— start of RECORD EXTRACTS —
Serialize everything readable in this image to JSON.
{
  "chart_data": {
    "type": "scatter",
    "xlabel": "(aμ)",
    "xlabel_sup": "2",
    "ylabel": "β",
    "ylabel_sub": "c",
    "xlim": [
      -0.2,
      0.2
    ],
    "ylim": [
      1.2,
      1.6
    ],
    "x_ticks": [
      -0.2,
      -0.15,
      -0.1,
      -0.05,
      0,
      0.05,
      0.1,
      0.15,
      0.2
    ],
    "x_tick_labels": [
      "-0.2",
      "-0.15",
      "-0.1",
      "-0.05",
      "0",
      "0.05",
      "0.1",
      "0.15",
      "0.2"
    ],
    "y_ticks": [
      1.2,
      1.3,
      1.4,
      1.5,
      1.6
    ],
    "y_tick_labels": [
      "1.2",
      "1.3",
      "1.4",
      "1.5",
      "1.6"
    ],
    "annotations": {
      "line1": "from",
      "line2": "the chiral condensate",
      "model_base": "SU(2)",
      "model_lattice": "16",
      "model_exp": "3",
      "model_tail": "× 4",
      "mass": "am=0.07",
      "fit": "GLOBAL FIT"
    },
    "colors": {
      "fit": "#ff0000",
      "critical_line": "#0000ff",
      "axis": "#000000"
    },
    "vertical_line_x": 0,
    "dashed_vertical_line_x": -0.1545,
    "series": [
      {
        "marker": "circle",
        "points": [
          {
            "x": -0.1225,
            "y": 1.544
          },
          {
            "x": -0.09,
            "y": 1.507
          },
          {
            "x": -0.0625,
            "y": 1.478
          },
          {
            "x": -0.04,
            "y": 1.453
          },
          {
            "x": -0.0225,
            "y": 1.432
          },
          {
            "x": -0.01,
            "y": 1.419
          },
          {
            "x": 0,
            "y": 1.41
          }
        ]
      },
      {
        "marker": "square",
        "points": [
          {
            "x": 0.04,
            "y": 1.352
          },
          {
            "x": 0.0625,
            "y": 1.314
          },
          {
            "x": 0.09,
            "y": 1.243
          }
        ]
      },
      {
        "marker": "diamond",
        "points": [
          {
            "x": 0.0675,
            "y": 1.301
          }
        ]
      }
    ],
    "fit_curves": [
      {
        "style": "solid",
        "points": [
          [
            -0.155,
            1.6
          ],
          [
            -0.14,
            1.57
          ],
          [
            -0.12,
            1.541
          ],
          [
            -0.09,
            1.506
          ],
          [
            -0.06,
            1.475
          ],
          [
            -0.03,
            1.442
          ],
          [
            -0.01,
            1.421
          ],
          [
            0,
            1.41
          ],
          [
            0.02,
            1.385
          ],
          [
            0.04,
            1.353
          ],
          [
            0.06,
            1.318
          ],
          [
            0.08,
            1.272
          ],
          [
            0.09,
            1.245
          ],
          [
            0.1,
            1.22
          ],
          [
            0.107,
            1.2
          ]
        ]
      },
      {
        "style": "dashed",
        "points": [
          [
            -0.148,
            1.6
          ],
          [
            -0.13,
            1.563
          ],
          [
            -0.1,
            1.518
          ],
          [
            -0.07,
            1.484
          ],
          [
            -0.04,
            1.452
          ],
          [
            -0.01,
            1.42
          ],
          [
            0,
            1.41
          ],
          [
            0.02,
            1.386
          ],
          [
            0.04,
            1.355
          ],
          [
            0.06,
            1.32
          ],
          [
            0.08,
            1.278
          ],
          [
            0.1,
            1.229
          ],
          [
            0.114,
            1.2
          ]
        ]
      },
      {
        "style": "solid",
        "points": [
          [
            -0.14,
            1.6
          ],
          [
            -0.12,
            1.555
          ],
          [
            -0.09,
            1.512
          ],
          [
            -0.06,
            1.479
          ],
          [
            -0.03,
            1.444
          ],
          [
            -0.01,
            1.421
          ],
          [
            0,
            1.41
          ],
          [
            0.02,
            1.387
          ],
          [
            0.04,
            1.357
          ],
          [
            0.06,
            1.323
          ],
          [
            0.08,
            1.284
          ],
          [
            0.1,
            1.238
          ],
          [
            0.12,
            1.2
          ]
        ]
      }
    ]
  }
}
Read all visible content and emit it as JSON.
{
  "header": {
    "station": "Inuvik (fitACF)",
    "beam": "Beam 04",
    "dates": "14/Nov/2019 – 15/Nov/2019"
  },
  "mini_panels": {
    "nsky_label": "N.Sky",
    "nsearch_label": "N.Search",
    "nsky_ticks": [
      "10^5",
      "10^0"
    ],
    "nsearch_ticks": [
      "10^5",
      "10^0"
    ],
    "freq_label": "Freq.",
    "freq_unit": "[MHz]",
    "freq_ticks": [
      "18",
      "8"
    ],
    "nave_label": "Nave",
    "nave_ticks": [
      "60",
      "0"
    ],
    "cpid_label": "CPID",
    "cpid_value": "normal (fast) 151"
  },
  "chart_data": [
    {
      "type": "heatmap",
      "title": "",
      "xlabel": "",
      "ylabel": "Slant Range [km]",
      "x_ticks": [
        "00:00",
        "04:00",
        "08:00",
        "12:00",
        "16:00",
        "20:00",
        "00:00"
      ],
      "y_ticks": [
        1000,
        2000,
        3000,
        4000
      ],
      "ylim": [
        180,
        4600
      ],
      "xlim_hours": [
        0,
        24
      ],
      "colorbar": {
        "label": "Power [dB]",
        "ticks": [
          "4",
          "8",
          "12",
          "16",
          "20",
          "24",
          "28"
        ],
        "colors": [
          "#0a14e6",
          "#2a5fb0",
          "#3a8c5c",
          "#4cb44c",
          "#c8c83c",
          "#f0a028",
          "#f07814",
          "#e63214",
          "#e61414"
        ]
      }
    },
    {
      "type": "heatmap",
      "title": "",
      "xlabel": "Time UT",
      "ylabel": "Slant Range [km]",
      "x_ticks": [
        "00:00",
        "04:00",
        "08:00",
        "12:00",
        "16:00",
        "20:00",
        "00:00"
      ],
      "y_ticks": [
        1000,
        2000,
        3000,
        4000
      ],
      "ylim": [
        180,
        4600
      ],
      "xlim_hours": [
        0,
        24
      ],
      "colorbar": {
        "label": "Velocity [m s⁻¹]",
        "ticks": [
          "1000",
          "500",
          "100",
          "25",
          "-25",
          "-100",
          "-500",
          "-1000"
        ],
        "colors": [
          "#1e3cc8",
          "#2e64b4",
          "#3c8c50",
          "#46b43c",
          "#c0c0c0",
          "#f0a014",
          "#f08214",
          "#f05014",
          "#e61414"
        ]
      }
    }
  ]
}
— end of RECORD EXTRACTS —
— start of RECORD EXTRACTS —
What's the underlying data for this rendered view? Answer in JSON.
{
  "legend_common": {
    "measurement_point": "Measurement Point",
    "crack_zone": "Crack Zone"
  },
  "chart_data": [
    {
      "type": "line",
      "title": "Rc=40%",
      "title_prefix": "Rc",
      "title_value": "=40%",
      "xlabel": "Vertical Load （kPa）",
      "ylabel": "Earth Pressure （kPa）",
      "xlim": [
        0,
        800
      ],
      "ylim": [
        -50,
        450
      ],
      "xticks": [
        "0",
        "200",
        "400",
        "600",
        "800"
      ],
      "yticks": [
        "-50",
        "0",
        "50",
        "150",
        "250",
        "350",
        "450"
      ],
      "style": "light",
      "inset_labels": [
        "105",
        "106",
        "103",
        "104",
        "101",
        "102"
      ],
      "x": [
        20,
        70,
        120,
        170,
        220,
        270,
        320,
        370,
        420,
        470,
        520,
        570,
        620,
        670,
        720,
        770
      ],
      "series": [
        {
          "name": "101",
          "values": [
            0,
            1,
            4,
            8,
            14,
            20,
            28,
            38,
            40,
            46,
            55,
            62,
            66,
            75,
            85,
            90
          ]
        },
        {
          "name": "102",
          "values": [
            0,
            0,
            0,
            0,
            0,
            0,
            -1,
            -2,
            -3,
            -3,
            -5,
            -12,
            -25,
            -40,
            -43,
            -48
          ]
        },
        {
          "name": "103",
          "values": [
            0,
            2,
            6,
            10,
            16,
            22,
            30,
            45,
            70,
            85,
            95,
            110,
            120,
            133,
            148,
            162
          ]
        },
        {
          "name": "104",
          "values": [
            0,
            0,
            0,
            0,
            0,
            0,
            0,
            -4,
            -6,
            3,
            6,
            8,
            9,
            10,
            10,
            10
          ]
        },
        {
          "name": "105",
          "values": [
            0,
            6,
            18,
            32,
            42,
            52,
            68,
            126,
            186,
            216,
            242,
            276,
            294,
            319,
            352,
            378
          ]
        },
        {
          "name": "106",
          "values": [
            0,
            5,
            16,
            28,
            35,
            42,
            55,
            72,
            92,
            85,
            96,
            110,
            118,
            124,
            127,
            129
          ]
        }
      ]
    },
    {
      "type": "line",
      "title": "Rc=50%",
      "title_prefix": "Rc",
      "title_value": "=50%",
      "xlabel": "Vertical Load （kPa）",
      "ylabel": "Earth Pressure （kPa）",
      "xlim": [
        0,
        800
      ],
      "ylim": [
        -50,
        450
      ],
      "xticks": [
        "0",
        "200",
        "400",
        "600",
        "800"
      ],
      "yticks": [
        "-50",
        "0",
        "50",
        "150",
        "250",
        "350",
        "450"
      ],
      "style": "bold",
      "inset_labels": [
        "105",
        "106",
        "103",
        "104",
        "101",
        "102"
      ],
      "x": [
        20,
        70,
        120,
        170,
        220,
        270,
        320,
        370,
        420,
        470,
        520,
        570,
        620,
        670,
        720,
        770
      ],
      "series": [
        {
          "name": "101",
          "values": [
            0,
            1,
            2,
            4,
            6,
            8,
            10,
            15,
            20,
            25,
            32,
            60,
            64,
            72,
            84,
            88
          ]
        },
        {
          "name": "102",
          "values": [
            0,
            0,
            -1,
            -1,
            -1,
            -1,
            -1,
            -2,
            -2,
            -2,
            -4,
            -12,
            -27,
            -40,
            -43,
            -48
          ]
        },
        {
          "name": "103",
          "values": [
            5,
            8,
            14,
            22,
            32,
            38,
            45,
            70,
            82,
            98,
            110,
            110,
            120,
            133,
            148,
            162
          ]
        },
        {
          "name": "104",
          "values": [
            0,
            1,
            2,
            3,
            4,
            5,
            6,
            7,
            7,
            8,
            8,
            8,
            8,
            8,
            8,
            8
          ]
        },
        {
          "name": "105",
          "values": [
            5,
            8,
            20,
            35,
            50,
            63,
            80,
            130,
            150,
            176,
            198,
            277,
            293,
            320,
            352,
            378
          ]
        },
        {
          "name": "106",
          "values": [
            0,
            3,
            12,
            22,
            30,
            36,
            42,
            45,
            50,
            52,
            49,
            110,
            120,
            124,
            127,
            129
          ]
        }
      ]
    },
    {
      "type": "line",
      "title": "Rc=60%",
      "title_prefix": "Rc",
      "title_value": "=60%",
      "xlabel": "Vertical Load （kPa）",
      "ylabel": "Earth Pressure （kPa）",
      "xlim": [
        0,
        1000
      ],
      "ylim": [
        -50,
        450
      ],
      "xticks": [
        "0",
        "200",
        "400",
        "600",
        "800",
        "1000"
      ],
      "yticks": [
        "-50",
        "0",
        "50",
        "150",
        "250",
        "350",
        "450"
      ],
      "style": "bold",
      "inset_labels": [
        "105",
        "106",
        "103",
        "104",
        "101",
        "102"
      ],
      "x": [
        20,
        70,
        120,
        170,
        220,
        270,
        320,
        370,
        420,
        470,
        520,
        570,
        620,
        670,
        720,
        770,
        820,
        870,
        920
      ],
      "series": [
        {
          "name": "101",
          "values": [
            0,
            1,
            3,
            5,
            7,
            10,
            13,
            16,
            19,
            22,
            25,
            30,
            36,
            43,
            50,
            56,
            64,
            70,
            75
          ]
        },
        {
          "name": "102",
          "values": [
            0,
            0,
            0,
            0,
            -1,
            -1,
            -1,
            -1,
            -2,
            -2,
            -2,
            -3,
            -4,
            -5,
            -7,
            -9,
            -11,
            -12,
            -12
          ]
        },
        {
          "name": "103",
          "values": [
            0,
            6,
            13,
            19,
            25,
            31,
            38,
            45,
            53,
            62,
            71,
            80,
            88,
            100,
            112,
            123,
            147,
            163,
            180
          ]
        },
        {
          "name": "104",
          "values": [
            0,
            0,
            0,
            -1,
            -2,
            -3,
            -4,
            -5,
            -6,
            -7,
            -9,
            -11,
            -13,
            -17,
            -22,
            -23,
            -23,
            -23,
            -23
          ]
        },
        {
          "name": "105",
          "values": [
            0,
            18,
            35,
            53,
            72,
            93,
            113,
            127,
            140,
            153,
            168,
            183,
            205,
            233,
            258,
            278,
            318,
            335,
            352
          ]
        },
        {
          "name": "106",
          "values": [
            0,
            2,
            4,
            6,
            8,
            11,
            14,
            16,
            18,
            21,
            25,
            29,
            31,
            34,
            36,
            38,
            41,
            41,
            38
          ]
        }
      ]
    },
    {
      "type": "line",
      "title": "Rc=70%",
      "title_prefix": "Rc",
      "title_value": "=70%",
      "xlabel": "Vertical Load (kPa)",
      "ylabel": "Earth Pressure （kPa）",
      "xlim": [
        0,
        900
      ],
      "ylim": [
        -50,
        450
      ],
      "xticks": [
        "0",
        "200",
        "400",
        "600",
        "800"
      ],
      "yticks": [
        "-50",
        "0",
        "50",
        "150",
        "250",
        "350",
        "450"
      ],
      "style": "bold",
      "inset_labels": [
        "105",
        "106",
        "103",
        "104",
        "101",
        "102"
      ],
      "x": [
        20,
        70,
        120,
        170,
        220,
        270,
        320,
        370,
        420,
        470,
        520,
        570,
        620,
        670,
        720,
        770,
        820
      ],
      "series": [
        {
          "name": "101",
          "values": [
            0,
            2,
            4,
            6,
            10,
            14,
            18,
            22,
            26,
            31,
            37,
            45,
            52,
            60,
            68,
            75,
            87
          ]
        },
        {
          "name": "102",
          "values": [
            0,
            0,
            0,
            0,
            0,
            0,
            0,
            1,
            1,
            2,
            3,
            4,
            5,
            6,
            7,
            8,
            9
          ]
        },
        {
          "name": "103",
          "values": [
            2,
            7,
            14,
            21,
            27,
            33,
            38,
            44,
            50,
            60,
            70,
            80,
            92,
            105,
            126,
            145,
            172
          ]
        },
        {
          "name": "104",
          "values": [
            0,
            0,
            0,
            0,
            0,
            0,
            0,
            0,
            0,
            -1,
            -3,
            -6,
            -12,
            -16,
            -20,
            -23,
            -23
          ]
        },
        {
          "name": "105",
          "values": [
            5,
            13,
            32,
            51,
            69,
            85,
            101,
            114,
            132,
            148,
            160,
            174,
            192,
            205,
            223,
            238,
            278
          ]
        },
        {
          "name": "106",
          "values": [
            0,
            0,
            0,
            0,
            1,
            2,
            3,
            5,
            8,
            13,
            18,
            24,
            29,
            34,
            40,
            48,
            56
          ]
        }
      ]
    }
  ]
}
— end of RECORD EXTRACTS —
GIVEN EXERCISE: Scan the material above for the word "marker". Copy each line where it occurs.

WRITTEN SOLUTION:
        "marker": "circle",
        "marker": "square",
        "marker": "diamond",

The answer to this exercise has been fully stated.